- Goal: Below are some records. Copy every line in them that holds "GROUP".

- Stored data:
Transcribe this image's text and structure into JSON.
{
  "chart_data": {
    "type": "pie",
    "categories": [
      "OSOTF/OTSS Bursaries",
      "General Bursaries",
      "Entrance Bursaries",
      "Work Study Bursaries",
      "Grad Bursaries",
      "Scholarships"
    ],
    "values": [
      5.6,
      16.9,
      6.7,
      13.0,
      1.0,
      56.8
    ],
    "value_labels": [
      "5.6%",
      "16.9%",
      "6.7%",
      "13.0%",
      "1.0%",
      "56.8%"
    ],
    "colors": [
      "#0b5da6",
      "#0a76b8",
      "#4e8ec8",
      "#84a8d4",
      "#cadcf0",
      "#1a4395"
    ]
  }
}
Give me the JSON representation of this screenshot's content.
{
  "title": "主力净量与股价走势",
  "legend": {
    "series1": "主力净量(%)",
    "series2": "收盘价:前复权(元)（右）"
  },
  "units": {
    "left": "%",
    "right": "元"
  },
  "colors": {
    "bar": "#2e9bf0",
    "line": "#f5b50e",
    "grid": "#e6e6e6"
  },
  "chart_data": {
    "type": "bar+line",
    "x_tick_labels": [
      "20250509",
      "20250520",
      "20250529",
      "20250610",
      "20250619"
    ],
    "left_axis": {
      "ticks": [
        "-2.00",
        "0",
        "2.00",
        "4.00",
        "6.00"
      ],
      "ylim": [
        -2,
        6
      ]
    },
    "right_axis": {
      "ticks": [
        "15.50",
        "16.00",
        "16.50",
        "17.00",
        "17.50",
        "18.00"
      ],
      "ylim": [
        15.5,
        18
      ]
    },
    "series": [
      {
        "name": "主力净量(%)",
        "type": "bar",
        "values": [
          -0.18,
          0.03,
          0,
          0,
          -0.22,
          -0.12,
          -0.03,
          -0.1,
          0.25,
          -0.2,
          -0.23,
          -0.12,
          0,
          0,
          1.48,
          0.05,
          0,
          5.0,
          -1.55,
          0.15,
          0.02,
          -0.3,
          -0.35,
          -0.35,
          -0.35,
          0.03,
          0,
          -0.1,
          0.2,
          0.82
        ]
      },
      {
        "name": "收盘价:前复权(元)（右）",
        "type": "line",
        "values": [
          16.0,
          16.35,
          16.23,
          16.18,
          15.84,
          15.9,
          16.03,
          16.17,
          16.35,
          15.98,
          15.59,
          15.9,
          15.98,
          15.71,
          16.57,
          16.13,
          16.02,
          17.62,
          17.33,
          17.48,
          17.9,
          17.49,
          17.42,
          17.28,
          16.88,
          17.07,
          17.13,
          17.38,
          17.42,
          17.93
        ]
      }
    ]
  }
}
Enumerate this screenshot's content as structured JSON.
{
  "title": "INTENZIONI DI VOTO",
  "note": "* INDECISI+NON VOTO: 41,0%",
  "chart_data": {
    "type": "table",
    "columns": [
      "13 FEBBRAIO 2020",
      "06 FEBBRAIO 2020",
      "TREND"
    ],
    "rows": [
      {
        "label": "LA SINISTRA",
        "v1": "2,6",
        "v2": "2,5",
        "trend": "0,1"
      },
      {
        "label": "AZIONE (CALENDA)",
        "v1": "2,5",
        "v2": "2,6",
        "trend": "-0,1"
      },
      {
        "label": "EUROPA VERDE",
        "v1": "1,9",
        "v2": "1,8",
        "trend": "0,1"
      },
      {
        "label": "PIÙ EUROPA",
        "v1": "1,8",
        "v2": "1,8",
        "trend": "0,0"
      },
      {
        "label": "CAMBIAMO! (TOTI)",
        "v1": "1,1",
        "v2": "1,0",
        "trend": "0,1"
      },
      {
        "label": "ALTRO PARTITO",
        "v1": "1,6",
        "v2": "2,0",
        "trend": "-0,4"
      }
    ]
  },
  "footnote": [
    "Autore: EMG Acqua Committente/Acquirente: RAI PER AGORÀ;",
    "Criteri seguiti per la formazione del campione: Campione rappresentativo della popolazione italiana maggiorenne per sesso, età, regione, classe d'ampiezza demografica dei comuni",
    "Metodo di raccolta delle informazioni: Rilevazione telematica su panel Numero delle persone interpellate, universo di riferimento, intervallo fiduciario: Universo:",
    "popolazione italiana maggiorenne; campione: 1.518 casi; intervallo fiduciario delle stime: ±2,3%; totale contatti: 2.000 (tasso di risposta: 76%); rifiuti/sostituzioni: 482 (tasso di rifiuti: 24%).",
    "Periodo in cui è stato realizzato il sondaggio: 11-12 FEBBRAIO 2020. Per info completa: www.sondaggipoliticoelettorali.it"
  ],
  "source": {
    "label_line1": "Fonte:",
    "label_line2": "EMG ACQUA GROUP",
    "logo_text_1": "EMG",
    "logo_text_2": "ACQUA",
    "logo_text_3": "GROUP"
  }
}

- Correct response:
    "label_line2": "EMG ACQUA GROUP",
    "logo_text_3": "GROUP"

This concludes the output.